__Your goal__. Reproduce all of the material word for word.

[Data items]
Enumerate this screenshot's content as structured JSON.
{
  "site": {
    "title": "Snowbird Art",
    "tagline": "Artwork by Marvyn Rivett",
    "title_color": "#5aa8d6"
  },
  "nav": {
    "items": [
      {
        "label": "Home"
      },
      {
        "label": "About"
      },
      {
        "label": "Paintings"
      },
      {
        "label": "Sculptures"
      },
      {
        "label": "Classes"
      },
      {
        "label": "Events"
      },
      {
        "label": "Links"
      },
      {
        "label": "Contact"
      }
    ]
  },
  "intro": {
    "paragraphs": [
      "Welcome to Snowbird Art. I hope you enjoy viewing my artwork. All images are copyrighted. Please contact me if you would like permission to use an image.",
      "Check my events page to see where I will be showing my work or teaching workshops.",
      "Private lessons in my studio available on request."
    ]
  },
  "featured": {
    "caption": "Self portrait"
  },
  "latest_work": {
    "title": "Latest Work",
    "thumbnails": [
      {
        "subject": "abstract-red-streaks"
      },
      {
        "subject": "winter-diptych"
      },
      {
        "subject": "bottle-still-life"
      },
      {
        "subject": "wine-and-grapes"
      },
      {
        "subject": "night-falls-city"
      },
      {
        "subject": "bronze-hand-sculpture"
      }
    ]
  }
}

__Completed task__.
Enumerate this screenshot's content as structured JSON.
{
  "site": {
    "title": "Snowbird Art",
    "tagline": "Artwork by Marvyn Rivett",
    "title_color": "#5aa8d6"
  },
  "nav": {
    "items": [
      {
        "label": "Home"
      },
      {
        "label": "About"
      },
      {
        "label": "Paintings"
      },
      {
        "label": "Sculptures"
      },
      {
        "label": "Classes"
      },
      {
        "label": "Events"
      },
      {
        "label": "Links"
      },
      {
        "label": "Contact"
      }
    ]
  },
  "intro": {
    "paragraphs": [
      "Welcome to Snowbird Art. I hope you enjoy viewing my artwork. All images are copyrighted. Please contact me if you would like permission to use an image.",
      "Check my events page to see where I will be showing my work or teaching workshops.",
      "Private lessons in my studio available on request."
    ]
  },
  "featured": {
    "caption": "Self portrait"
  },
  "latest_work": {
    "title": "Latest Work",
    "thumbnails": [
      {
        "subject": "abstract-red-streaks"
      },
      {
        "subject": "winter-diptych"
      },
      {
        "subject": "bottle-still-life"
      },
      {
        "subject": "wine-and-grapes"
      },
      {
        "subject": "night-falls-city"
      },
      {
        "subject": "bronze-hand-sculpture"
      }
    ]
  }
}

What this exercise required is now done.